_TASK INPUT_
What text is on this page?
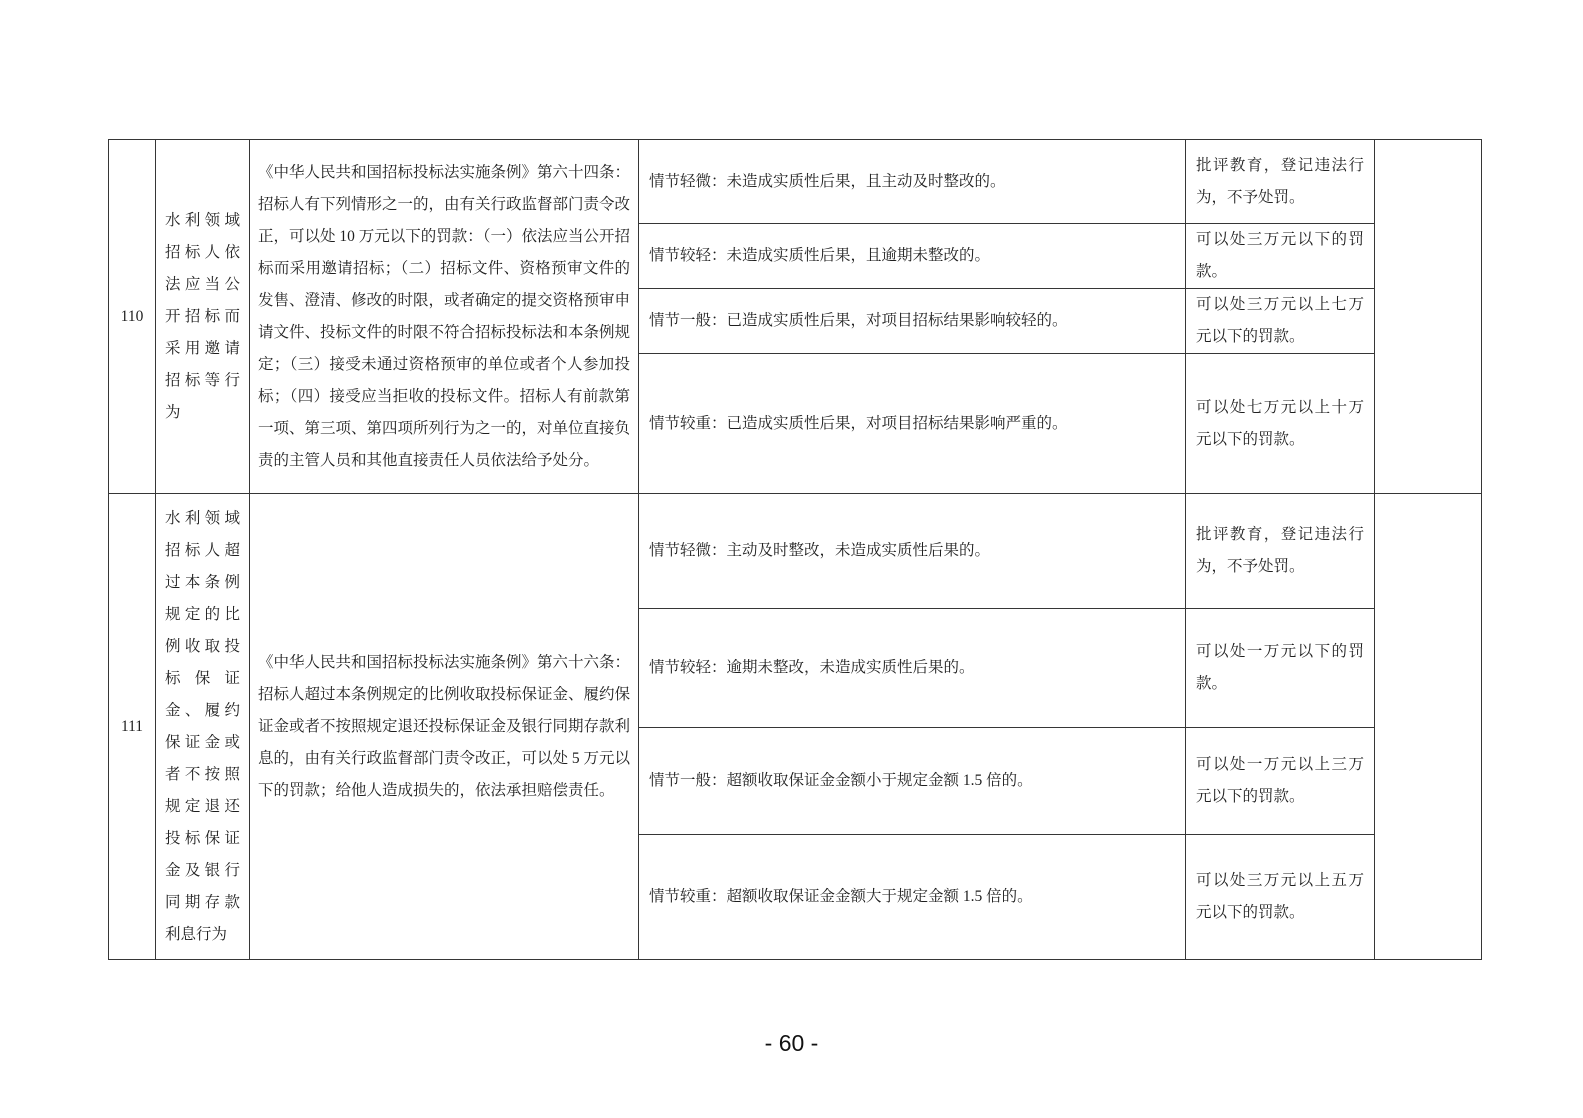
110
水利领域招标人依法应当公开招标而采用邀请招标等行为
《中华人民共和国招标投标法实施条例》第六十四条：招标人有下列情形之一的，由有关行政监督部门责令改正，可以处 10 万元以下的罚款：（一）依法应当公开招标而采用邀请招标；（二）招标文件、资格预审文件的发售、澄清、修改的时限，或者确定的提交资格预审申请文件、投标文件的时限不符合招标投标法和本条例规定；（三）接受未通过资格预审的单位或者个人参加投标；（四）接受应当拒收的投标文件。招标人有前款第一项、第三项、第四项所列行为之一的，对单位直接负责的主管人员和其他直接责任人员依法给予处分。
情节轻微：未造成实质性后果，且主动及时整改的。
批评教育，登记违法行为，不予处罚。
情节较轻：未造成实质性后果，且逾期未整改的。
可以处三万元以下的罚款。
情节一般：已造成实质性后果，对项目招标结果影响较轻的。
可以处三万元以上七万元以下的罚款。
情节较重：已造成实质性后果，对项目招标结果影响严重的。
可以处七万元以上十万元以下的罚款。
111
水利领域招标人超过本条例规定的比例收取投标保证金、履约保证金或者不按照规定退还投标保证金及银行同期存款利息行为
《中华人民共和国招标投标法实施条例》第六十六条：招标人超过本条例规定的比例收取投标保证金、履约保证金或者不按照规定退还投标保证金及银行同期存款利息的，由有关行政监督部门责令改正，可以处 5 万元以下的罚款；给他人造成损失的，依法承担赔偿责任。
情节轻微：主动及时整改，未造成实质性后果的。
批评教育，登记违法行为，不予处罚。
情节较轻：逾期未整改，未造成实质性后果的。
可以处一万元以下的罚款。
情节一般：超额收取保证金金额小于规定金额 1.5 倍的。
可以处一万元以上三万元以下的罚款。
情节较重：超额收取保证金金额大于规定金额 1.5 倍的。
可以处三万元以上五万元以下的罚款。
- 60 -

_PROBLEM REQUIREMENTS_
Lines of the listing that contain the word "已造成实质性后果" are to be counted; report only their number.

_ANSWER FOR THIS EXERCISE_
2